• **Instruction 1**: In the passage on wooden railway structures, how long had the white oak trestle on the New York and Erie Rail Road carried regular traffic at the time of the visit?
** Begin Text provided **
The expense of this wooden structure was from two dollars to six dollars per running foot of the railway. But besides the great elevation of the way, a large proportion of the piles were driven to a great depth and in deep water. At two dollars per foot, for which a portion of this example was made, the cost would be equal to about £2180 sterling per mile, the elevation being about 10 feet, and the piles driven to a depth of about 12 feet. The timber was here, however, comparatively expensive, being obtained from a distance, and as an article of merchandise.

I was favored in a very obliging manner with the opportunity of inspecting the result of a wooden structure on the New York and Erie Rail Road, which is of the broad gauge, and intended as one of the great trunk lines of the Lake and western trade. The portion of which I have reference is near its commencement, and consists of a viaduct 60 feet at its highest part above the bed of the valley over which it passes. Thirty feet of this height consists chiefly of an earthen embankment, and partly of a stone bridge; but in order to avoid the delay and immediate expense of so heavy an embankment as that which would be required for the whole elevation, the remaining 30 feet was filled up with strong trestle of white oak. At the time of my visit this had been subjected to a regular traffic of upwards of five years, and still remained strong, steady and sufficient. But in order to provide against the certain effects of gradual decay the whole structure was in progress of being embanked with earth to the level of the roadway. Earthen embankments had also been made on this diversion of the road whenever the timber structure had in the first instance been employed. But I was assured by the Engineer of the work that no practical or efficient objection existed to this kind of foundation, except that of the perishable nature of the material, and that notwithstanding this objection, where wood is abundant, the plan was the most easy and rapid of execution, as well as in the first instance the most economical, and in a climate where communication is liable to be impeded by snow, it was superior to any other that had been devised.

A large portion of the Line of the New York and Erie Rail Road, where the country is favorable, has been piled; but the financial difficulties of the company having caused a suspension of their works until recently, they will be deprived of much of the benefits of the wooden structure. It has been exposed to decay during several years, but will still afford the foundation of a railway, which besides sustaining regular traffic in the meantime, will facilitate the substitution of earthen embankments in an economical and expedient manner.

A practical exposition of the merits of this system is afforded by the following from the evidence of one of the intelligent and experienced Engineer of the New York and Erie Rail Road, as given before a Committee of the Legislative Assembly of the State of New York, appointed to investigate the affairs of the Company, in the year 1842:–

“Question 23 – Have you made or examined any tests with the view of ascertaining the comparative merits of a Rail Road constructed upon piles, and one upon a bed of earth or stone, and if so, state the conclusions to which you have arrived, with the facts connecting therewith?

“Answer – I have made numerous examinations relative to the construction of Rail Roads upon piles within the last three years, and have become thoroughly convinced that the piling system is an important improvement in Rail Road construction, and especially in northern climates, where severe frosts and deep snows are common in the winter months.

“A road resting upon white oak piles (from eleven to eighteen inches in diameter) driven to a depth of five feet or over, and in all cases reaching a solid foundation, and sawed off two or three feet above the surface of the earth, is not liable to derangement by frost, nor obstruction by snow, and combines in a greater degree than any other mode that has been adopted in this country, cheapness and permanency – the two most essential requisites in Rail Road construction. Piles that have stood in the most exposed situations on the Utica and Syracuse Rail Road for the four past winters, and those driven on this division during the summer and fall of 1840, in every variety of soil, abundantly prove the fact that frost cannot displace them, if they are driven to a depth of five feet or over.
** End Text provided **
• **Instruction 2**: Find every line in the listing below that contains the string "duration".
** Begin Data in this exercise **
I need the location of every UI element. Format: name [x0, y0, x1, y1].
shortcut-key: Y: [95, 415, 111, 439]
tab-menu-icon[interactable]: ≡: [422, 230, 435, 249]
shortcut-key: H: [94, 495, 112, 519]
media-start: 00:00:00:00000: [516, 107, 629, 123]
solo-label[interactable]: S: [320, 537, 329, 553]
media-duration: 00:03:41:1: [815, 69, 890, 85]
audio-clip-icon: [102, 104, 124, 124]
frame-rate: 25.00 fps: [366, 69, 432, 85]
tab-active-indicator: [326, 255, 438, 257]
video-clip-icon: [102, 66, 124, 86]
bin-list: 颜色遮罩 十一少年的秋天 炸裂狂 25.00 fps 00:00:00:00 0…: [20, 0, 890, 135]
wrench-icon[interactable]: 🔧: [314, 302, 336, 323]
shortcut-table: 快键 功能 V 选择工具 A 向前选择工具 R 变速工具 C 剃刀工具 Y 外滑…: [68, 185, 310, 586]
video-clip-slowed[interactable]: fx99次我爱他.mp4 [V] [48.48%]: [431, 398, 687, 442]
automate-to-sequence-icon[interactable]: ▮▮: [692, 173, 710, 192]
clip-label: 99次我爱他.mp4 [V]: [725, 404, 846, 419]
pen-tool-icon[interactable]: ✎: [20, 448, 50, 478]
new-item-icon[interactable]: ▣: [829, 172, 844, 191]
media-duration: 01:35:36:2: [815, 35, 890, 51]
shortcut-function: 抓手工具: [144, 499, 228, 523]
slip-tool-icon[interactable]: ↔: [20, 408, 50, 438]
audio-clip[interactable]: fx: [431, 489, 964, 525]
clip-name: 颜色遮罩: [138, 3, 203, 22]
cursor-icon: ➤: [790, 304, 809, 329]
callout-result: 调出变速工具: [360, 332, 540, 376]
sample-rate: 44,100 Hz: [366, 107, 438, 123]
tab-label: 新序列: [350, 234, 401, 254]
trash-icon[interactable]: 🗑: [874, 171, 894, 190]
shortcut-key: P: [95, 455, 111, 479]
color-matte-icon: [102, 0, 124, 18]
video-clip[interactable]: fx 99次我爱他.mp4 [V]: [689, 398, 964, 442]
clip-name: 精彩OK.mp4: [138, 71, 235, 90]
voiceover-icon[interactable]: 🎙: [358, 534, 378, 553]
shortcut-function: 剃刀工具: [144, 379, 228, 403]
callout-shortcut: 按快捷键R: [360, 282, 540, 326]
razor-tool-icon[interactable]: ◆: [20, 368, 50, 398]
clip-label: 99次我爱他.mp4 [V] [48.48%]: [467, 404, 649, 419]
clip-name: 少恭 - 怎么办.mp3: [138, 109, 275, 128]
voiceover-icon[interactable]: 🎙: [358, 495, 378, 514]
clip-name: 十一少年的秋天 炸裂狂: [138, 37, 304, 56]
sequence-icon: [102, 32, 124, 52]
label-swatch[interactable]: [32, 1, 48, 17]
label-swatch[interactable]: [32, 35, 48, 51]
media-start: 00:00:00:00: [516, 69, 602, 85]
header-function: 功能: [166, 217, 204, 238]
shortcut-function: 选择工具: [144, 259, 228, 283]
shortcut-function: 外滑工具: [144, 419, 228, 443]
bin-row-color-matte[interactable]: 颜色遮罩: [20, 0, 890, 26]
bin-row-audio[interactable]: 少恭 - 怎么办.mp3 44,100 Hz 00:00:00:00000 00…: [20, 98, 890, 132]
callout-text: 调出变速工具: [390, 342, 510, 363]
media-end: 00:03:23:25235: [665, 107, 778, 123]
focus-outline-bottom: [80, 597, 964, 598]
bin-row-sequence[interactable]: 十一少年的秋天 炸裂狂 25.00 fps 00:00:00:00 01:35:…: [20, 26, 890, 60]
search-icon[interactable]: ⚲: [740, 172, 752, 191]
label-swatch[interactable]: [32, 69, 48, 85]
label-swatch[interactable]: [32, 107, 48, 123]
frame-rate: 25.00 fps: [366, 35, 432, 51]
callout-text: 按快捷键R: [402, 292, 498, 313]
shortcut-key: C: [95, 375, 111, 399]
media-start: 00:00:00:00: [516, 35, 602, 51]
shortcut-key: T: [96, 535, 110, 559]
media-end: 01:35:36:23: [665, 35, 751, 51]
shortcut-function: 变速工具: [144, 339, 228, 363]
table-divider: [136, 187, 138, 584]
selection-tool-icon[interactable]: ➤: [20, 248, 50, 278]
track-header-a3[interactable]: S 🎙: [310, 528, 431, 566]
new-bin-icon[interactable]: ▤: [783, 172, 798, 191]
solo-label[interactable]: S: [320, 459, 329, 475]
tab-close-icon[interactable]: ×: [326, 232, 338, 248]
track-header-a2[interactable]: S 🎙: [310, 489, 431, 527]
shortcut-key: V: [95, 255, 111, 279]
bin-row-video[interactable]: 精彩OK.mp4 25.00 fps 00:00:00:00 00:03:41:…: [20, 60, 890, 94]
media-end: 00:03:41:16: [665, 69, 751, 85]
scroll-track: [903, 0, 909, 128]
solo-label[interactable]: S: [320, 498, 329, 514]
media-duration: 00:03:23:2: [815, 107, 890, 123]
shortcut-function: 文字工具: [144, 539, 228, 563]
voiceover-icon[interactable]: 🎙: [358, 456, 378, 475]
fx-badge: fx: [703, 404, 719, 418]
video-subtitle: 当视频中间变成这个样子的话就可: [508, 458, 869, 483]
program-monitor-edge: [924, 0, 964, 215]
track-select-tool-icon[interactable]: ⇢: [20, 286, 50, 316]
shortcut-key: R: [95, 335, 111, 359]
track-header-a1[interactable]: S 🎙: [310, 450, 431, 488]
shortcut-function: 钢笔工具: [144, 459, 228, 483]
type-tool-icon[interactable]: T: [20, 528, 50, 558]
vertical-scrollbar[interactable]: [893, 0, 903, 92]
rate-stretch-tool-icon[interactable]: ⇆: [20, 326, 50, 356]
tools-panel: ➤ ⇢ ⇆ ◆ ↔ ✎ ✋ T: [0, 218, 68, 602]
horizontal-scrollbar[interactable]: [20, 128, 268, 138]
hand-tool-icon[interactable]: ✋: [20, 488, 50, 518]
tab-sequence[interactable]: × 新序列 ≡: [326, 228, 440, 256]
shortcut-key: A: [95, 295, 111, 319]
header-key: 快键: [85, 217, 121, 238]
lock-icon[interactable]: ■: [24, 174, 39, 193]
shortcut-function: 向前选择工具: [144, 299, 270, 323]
** End Data in this exercise **
• **Solution 1**: Upwards of five years.

• **Solution 2**:
media-duration: 00:03:41:1: [815, 69, 890, 85]
media-duration: 01:35:36:2: [815, 35, 890, 51]
media-duration: 00:03:23:2: [815, 107, 890, 123]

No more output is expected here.